— START OF Dataset records —

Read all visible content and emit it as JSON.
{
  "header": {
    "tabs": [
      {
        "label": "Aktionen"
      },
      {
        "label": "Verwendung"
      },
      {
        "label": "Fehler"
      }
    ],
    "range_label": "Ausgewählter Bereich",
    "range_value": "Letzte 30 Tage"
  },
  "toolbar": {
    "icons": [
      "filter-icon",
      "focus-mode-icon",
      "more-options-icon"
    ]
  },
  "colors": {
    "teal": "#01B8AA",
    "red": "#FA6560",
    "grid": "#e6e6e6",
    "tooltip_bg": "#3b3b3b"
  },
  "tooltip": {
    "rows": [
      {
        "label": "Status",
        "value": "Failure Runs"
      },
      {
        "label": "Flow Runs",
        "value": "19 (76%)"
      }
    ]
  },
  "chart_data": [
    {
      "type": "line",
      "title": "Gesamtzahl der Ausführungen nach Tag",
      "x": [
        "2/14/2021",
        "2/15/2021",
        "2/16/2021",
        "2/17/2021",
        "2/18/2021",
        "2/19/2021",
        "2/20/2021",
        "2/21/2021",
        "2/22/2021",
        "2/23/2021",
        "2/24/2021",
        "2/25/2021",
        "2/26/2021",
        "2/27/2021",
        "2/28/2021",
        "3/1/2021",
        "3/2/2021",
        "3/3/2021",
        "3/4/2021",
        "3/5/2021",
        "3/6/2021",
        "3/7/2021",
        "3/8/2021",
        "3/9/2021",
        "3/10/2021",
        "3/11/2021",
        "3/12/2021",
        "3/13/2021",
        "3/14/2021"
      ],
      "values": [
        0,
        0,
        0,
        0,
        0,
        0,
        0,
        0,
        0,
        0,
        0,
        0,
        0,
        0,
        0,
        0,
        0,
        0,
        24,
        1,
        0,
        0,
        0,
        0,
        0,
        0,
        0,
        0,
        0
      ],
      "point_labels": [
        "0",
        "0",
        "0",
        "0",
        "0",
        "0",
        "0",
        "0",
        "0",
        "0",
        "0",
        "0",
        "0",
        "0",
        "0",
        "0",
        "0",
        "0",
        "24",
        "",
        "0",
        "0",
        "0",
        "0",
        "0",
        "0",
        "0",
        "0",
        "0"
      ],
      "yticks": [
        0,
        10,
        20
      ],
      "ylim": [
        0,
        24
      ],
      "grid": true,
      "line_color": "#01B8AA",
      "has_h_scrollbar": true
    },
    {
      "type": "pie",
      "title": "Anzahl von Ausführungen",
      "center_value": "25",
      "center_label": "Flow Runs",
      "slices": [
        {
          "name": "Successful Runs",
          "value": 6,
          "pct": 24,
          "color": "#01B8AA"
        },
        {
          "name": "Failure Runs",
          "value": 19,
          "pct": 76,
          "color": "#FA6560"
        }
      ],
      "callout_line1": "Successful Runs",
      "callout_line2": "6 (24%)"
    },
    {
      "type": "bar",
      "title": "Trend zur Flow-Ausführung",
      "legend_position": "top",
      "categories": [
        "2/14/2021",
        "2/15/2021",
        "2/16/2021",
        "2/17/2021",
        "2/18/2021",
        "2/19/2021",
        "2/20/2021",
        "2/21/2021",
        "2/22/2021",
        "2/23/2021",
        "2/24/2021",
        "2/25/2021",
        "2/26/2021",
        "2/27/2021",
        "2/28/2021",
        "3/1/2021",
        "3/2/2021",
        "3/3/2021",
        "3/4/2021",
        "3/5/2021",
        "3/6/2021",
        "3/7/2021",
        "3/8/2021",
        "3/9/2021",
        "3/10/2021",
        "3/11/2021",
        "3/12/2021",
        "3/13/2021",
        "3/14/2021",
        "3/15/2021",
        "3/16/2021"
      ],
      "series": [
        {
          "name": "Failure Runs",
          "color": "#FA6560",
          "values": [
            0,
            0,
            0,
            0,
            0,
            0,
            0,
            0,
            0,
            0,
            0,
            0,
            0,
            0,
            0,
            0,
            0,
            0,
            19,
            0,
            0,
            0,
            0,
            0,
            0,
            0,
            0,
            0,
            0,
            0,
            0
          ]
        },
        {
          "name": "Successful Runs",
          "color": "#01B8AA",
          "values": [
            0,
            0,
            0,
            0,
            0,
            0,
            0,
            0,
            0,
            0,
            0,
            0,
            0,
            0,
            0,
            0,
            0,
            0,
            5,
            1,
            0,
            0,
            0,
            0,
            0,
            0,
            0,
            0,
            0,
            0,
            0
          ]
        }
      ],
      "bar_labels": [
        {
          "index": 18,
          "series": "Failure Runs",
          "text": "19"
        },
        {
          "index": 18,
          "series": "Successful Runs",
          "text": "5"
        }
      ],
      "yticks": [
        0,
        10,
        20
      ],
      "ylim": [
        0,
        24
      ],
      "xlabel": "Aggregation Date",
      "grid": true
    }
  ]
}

— END OF Dataset records —

** Written exercise **
Repeat the preceding lines exactly, please, every one of them.

** Exercise solution **
Read all visible content and emit it as JSON.
{
  "header": {
    "tabs": [
      {
        "label": "Aktionen"
      },
      {
        "label": "Verwendung"
      },
      {
        "label": "Fehler"
      }
    ],
    "range_label": "Ausgewählter Bereich",
    "range_value": "Letzte 30 Tage"
  },
  "toolbar": {
    "icons": [
      "filter-icon",
      "focus-mode-icon",
      "more-options-icon"
    ]
  },
  "colors": {
    "teal": "#01B8AA",
    "red": "#FA6560",
    "grid": "#e6e6e6",
    "tooltip_bg": "#3b3b3b"
  },
  "tooltip": {
    "rows": [
      {
        "label": "Status",
        "value": "Failure Runs"
      },
      {
        "label": "Flow Runs",
        "value": "19 (76%)"
      }
    ]
  },
  "chart_data": [
    {
      "type": "line",
      "title": "Gesamtzahl der Ausführungen nach Tag",
      "x": [
        "2/14/2021",
        "2/15/2021",
        "2/16/2021",
        "2/17/2021",
        "2/18/2021",
        "2/19/2021",
        "2/20/2021",
        "2/21/2021",
        "2/22/2021",
        "2/23/2021",
        "2/24/2021",
        "2/25/2021",
        "2/26/2021",
        "2/27/2021",
        "2/28/2021",
        "3/1/2021",
        "3/2/2021",
        "3/3/2021",
        "3/4/2021",
        "3/5/2021",
        "3/6/2021",
        "3/7/2021",
        "3/8/2021",
        "3/9/2021",
        "3/10/2021",
        "3/11/2021",
        "3/12/2021",
        "3/13/2021",
        "3/14/2021"
      ],
      "values": [
        0,
        0,
        0,
        0,
        0,
        0,
        0,
        0,
        0,
        0,
        0,
        0,
        0,
        0,
        0,
        0,
        0,
        0,
        24,
        1,
        0,
        0,
        0,
        0,
        0,
        0,
        0,
        0,
        0
      ],
      "point_labels": [
        "0",
        "0",
        "0",
        "0",
        "0",
        "0",
        "0",
        "0",
        "0",
        "0",
        "0",
        "0",
        "0",
        "0",
        "0",
        "0",
        "0",
        "0",
        "24",
        "",
        "0",
        "0",
        "0",
        "0",
        "0",
        "0",
        "0",
        "0",
        "0"
      ],
      "yticks": [
        0,
        10,
        20
      ],
      "ylim": [
        0,
        24
      ],
      "grid": true,
      "line_color": "#01B8AA",
      "has_h_scrollbar": true
    },
    {
      "type": "pie",
      "title": "Anzahl von Ausführungen",
      "center_value": "25",
      "center_label": "Flow Runs",
      "slices": [
        {
          "name": "Successful Runs",
          "value": 6,
          "pct": 24,
          "color": "#01B8AA"
        },
        {
          "name": "Failure Runs",
          "value": 19,
          "pct": 76,
          "color": "#FA6560"
        }
      ],
      "callout_line1": "Successful Runs",
      "callout_line2": "6 (24%)"
    },
    {
      "type": "bar",
      "title": "Trend zur Flow-Ausführung",
      "legend_position": "top",
      "categories": [
        "2/14/2021",
        "2/15/2021",
        "2/16/2021",
        "2/17/2021",
        "2/18/2021",
        "2/19/2021",
        "2/20/2021",
        "2/21/2021",
        "2/22/2021",
        "2/23/2021",
        "2/24/2021",
        "2/25/2021",
        "2/26/2021",
        "2/27/2021",
        "2/28/2021",
        "3/1/2021",
        "3/2/2021",
        "3/3/2021",
        "3/4/2021",
        "3/5/2021",
        "3/6/2021",
        "3/7/2021",
        "3/8/2021",
        "3/9/2021",
        "3/10/2021",
        "3/11/2021",
        "3/12/2021",
        "3/13/2021",
        "3/14/2021",
        "3/15/2021",
        "3/16/2021"
      ],
      "series": [
        {
          "name": "Failure Runs",
          "color": "#FA6560",
          "values": [
            0,
            0,
            0,
            0,
            0,
            0,
            0,
            0,
            0,
            0,
            0,
            0,
            0,
            0,
            0,
            0,
            0,
            0,
            19,
            0,
            0,
            0,
            0,
            0,
            0,
            0,
            0,
            0,
            0,
            0,
            0
          ]
        },
        {
          "name": "Successful Runs",
          "color": "#01B8AA",
          "values": [
            0,
            0,
            0,
            0,
            0,
            0,
            0,
            0,
            0,
            0,
            0,
            0,
            0,
            0,
            0,
            0,
            0,
            0,
            5,
            1,
            0,
            0,
            0,
            0,
            0,
            0,
            0,
            0,
            0,
            0,
            0
          ]
        }
      ],
      "bar_labels": [
        {
          "index": 18,
          "series": "Failure Runs",
          "text": "19"
        },
        {
          "index": 18,
          "series": "Successful Runs",
          "text": "5"
        }
      ],
      "yticks": [
        0,
        10,
        20
      ],
      "ylim": [
        0,
        24
      ],
      "xlabel": "Aggregation Date",
      "grid": true
    }
  ]
}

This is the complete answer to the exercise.